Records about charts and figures
::::
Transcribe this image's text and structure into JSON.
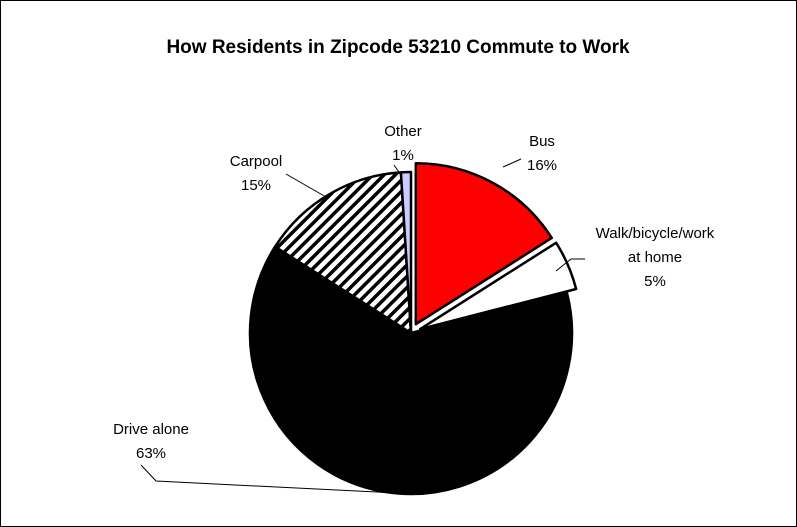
{
  "chart_data": {
    "type": "pie",
    "title": "How Residents in Zipcode 53210 Commute to Work",
    "slices": [
      {
        "label": "Bus",
        "value": 16,
        "value_text": "16%",
        "color": "#ff0000",
        "pattern": "solid",
        "exploded": true
      },
      {
        "label": "Walk/bicycle/work at home",
        "value": 5,
        "value_text": "5%",
        "color": "#ffffff",
        "pattern": "solid",
        "exploded": true
      },
      {
        "label": "Drive alone",
        "value": 63,
        "value_text": "63%",
        "color": "#000000",
        "pattern": "solid",
        "exploded": false
      },
      {
        "label": "Carpool",
        "value": 15,
        "value_text": "15%",
        "color": "#000000",
        "pattern": "diagonal-stripes",
        "exploded": false
      },
      {
        "label": "Other",
        "value": 1,
        "value_text": "1%",
        "color": "#ccccff",
        "pattern": "solid",
        "exploded": false
      }
    ],
    "legend": "none",
    "data_labels": "outside-with-leader-lines"
  }
}
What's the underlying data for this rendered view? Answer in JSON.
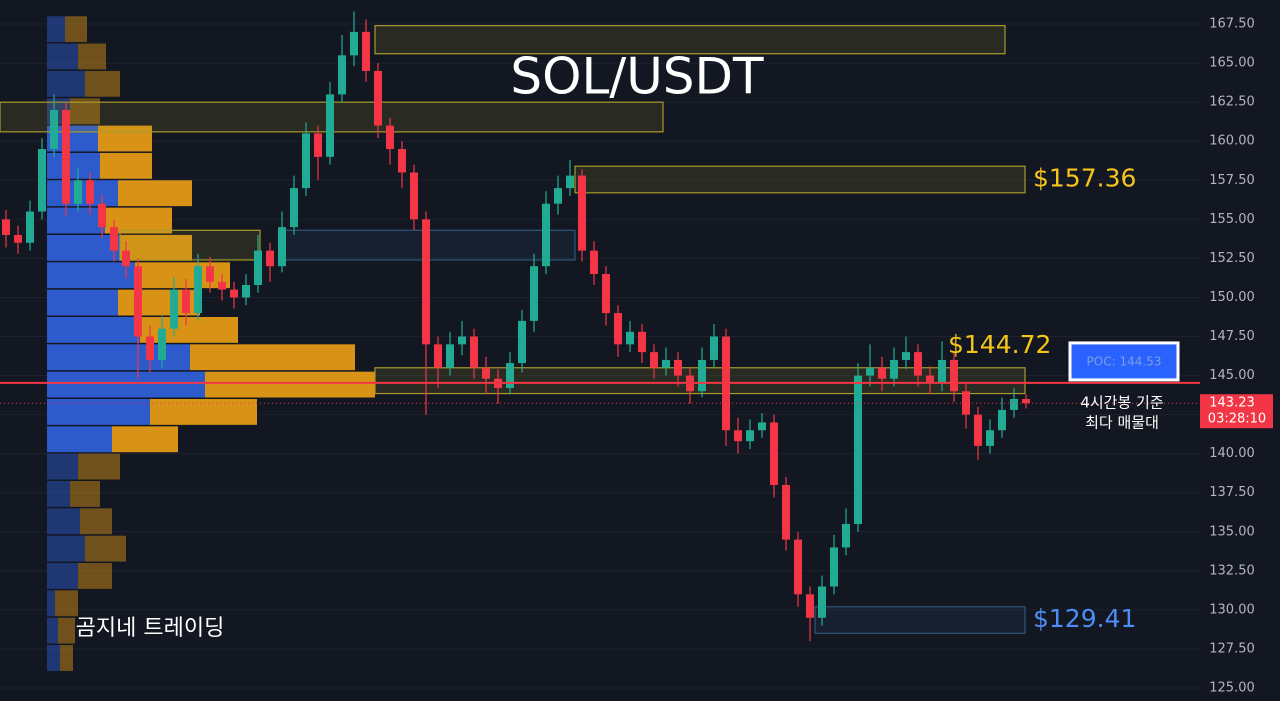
{
  "title": "SOL/USDT",
  "watermark": "곰지네 트레이딩",
  "chart_data": {
    "type": "candlestick",
    "open": [
      155.0,
      154.0,
      153.5,
      155.5,
      159.5,
      162.0,
      156.0,
      157.5,
      156.0,
      154.5,
      153.0,
      152.0,
      147.5,
      146.0,
      148.0,
      150.5,
      149.0,
      152.0,
      151.0,
      150.5,
      150.0,
      150.8,
      153.0,
      152.0,
      154.5,
      157.0,
      160.5,
      159.0,
      163.0,
      165.5,
      167.0,
      164.5,
      161.0,
      159.5,
      158.0,
      155.0,
      147.0,
      145.5,
      147.0,
      147.5,
      145.5,
      144.8,
      144.2,
      145.8,
      148.5,
      152.0,
      156.0,
      157.0,
      157.8,
      153.0,
      151.5,
      149.0,
      147.0,
      147.8,
      146.5,
      145.5,
      146.0,
      145.0,
      144.0,
      146.0,
      147.5,
      141.5,
      140.8,
      141.5,
      142.0,
      138.0,
      134.5,
      131.0,
      129.5,
      131.5,
      134.0,
      135.5,
      145.0,
      145.5,
      144.8,
      146.0,
      146.5,
      145.0,
      144.5,
      146.0,
      144.0,
      142.5,
      140.5,
      141.5,
      142.8,
      143.5
    ],
    "high": [
      155.6,
      154.6,
      156.2,
      160.2,
      163.0,
      162.5,
      158.3,
      158.0,
      156.6,
      155.0,
      153.6,
      152.5,
      148.2,
      148.8,
      151.3,
      151.2,
      152.8,
      152.6,
      151.5,
      151.0,
      151.5,
      154.0,
      153.5,
      155.5,
      157.8,
      161.2,
      161.0,
      163.8,
      166.8,
      168.3,
      167.8,
      165.0,
      161.5,
      160.0,
      158.5,
      155.5,
      147.5,
      147.8,
      148.5,
      148.0,
      146.2,
      145.4,
      146.5,
      149.2,
      152.8,
      156.8,
      157.8,
      158.8,
      158.2,
      153.6,
      152.0,
      149.5,
      148.5,
      148.3,
      147.0,
      146.8,
      146.5,
      145.5,
      146.8,
      148.3,
      148.0,
      142.3,
      142.2,
      142.6,
      142.5,
      138.5,
      135.0,
      131.5,
      132.2,
      134.8,
      136.5,
      145.8,
      147.0,
      146.2,
      146.8,
      147.5,
      147.0,
      145.6,
      147.2,
      146.5,
      144.5,
      143.0,
      142.2,
      143.6,
      144.2,
      143.8
    ],
    "low": [
      153.2,
      152.8,
      153.0,
      155.0,
      159.0,
      155.2,
      155.5,
      155.3,
      153.8,
      152.3,
      151.2,
      144.8,
      145.2,
      145.5,
      147.5,
      148.2,
      148.5,
      150.3,
      149.8,
      149.3,
      149.5,
      150.3,
      151.0,
      151.6,
      154.0,
      156.5,
      157.5,
      158.5,
      162.5,
      164.8,
      163.8,
      160.2,
      158.5,
      157.0,
      154.3,
      142.5,
      144.2,
      145.0,
      146.3,
      144.8,
      143.8,
      143.2,
      143.8,
      145.2,
      147.8,
      151.5,
      155.3,
      156.5,
      152.3,
      150.8,
      148.2,
      146.2,
      146.5,
      145.8,
      144.8,
      145.0,
      144.3,
      143.2,
      143.6,
      145.5,
      140.5,
      140.0,
      140.3,
      141.0,
      137.2,
      133.8,
      130.2,
      128.0,
      129.0,
      131.0,
      133.5,
      135.0,
      144.3,
      144.0,
      144.3,
      145.4,
      144.3,
      143.8,
      144.0,
      143.3,
      141.6,
      139.6,
      140.0,
      141.0,
      142.3,
      142.9
    ],
    "close": [
      154.0,
      153.5,
      155.5,
      159.5,
      162.0,
      156.0,
      157.5,
      156.0,
      154.5,
      153.0,
      152.0,
      147.5,
      146.0,
      148.0,
      150.5,
      149.0,
      152.0,
      151.0,
      150.5,
      150.0,
      150.8,
      153.0,
      152.0,
      154.5,
      157.0,
      160.5,
      159.0,
      163.0,
      165.5,
      167.0,
      164.5,
      161.0,
      159.5,
      158.0,
      155.0,
      147.0,
      145.5,
      147.0,
      147.5,
      145.5,
      144.8,
      144.2,
      145.8,
      148.5,
      152.0,
      156.0,
      157.0,
      157.8,
      153.0,
      151.5,
      149.0,
      147.0,
      147.8,
      146.5,
      145.5,
      146.0,
      145.0,
      144.0,
      146.0,
      147.5,
      141.5,
      140.8,
      141.5,
      142.0,
      138.0,
      134.5,
      131.0,
      129.5,
      131.5,
      134.0,
      135.5,
      145.0,
      145.5,
      144.8,
      146.0,
      146.5,
      145.0,
      144.5,
      146.0,
      144.0,
      142.5,
      140.5,
      141.5,
      142.8,
      143.5,
      143.23
    ],
    "up_color": "#22ab94",
    "down_color": "#f23645",
    "ylim": [
      124.17,
      169.04
    ],
    "yticks": [
      {
        "value": 125,
        "label": "125.00"
      },
      {
        "value": 127.5,
        "label": "127.50"
      },
      {
        "value": 130,
        "label": "130.00"
      },
      {
        "value": 132.5,
        "label": "132.50"
      },
      {
        "value": 135,
        "label": "135.00"
      },
      {
        "value": 137.5,
        "label": "137.50"
      },
      {
        "value": 140,
        "label": "140.00"
      },
      {
        "value": 142.5,
        "label": "142.50"
      },
      {
        "value": 145,
        "label": "145.00"
      },
      {
        "value": 147.5,
        "label": "147.50"
      },
      {
        "value": 150,
        "label": "150.00"
      },
      {
        "value": 152.5,
        "label": "152.50"
      },
      {
        "value": 155,
        "label": "155.00"
      },
      {
        "value": 157.5,
        "label": "157.50"
      },
      {
        "value": 160,
        "label": "160.00"
      },
      {
        "value": 162.5,
        "label": "162.50"
      },
      {
        "value": 165,
        "label": "165.00"
      },
      {
        "value": 167.5,
        "label": "167.50"
      }
    ],
    "grid": true,
    "volume_profile": {
      "bins": [
        126.0,
        127.75,
        129.5,
        131.25,
        133.0,
        134.75,
        136.5,
        138.25,
        140.0,
        141.75,
        143.5,
        145.25,
        147.0,
        148.75,
        150.5,
        152.25,
        154.0,
        155.75,
        157.5,
        159.25,
        161.0,
        162.75,
        164.5,
        166.25,
        168.0
      ],
      "buy": [
        13,
        11,
        8,
        31,
        38,
        33,
        23,
        31,
        65,
        103,
        158,
        143,
        93,
        71,
        88,
        73,
        58,
        71,
        53,
        51,
        23,
        38,
        31,
        18
      ],
      "sell": [
        13,
        17,
        23,
        34,
        41,
        32,
        30,
        42,
        66,
        107,
        170,
        165,
        98,
        82,
        95,
        72,
        67,
        74,
        52,
        54,
        30,
        35,
        28,
        22
      ],
      "buy_color": "#2f5fd6",
      "sell_color": "#e39a17"
    },
    "zones": [
      {
        "low": 165.6,
        "high": 167.4,
        "color": "#a89a2a"
      },
      {
        "low": 160.6,
        "high": 162.5,
        "color": "#a89a2a"
      },
      {
        "low": 156.7,
        "high": 158.4,
        "color": "#a89a2a",
        "label": "$157.36"
      },
      {
        "low": 152.4,
        "high": 154.3,
        "color": "#2c5878"
      },
      {
        "low": 152.4,
        "high": 154.3,
        "color": "#a89a2a"
      },
      {
        "low": 143.85,
        "high": 145.5,
        "color": "#a89a2a",
        "label": "$144.72"
      },
      {
        "low": 128.5,
        "high": 130.2,
        "color": "#2c5878",
        "label": "$129.41"
      }
    ],
    "poc": {
      "value": 144.53,
      "label": "POC: 144.53",
      "color": "#f23645"
    },
    "last_price": {
      "value": 143.23,
      "label": "143.23",
      "countdown": "03:28:10",
      "color": "#f23645"
    },
    "annotation": [
      "4시간봉 기준",
      "최다 매물대"
    ]
  }
}
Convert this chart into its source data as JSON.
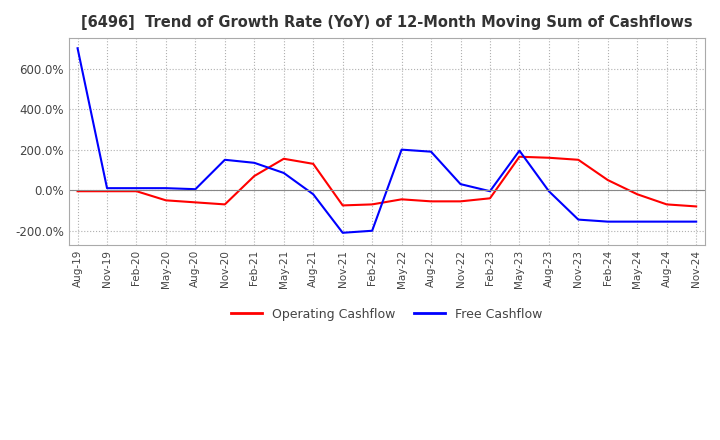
{
  "title": "[6496]  Trend of Growth Rate (YoY) of 12-Month Moving Sum of Cashflows",
  "legend_labels": [
    "Operating Cashflow",
    "Free Cashflow"
  ],
  "line_colors": [
    "#ff0000",
    "#0000ff"
  ],
  "ylim": [
    -270,
    750
  ],
  "yticks": [
    -200,
    0,
    200,
    400,
    600
  ],
  "ytick_labels": [
    "-200.0%",
    "0.0%",
    "200.0%",
    "400.0%",
    "600.0%"
  ],
  "background_color": "#ffffff",
  "grid_color": "#b0b0b0",
  "x_labels": [
    "Aug-19",
    "Nov-19",
    "Feb-20",
    "May-20",
    "Aug-20",
    "Nov-20",
    "Feb-21",
    "May-21",
    "Aug-21",
    "Nov-21",
    "Feb-22",
    "May-22",
    "Aug-22",
    "Nov-22",
    "Feb-23",
    "May-23",
    "Aug-23",
    "Nov-23",
    "Feb-24",
    "May-24",
    "Aug-24",
    "Nov-24"
  ],
  "operating_cashflow": [
    -5,
    -5,
    -5,
    -50,
    -60,
    -70,
    70,
    155,
    130,
    -75,
    -70,
    -45,
    -55,
    -55,
    -40,
    165,
    160,
    150,
    50,
    -20,
    -70,
    -80
  ],
  "free_cashflow": [
    700,
    10,
    10,
    10,
    5,
    150,
    135,
    85,
    -20,
    -210,
    -200,
    200,
    190,
    30,
    -5,
    195,
    -5,
    -145,
    -155,
    -155,
    -155,
    -155
  ]
}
::::
## Set exercise
Scan the records above and report how many lines include the word "this", without any other text.

## Exercise solution
3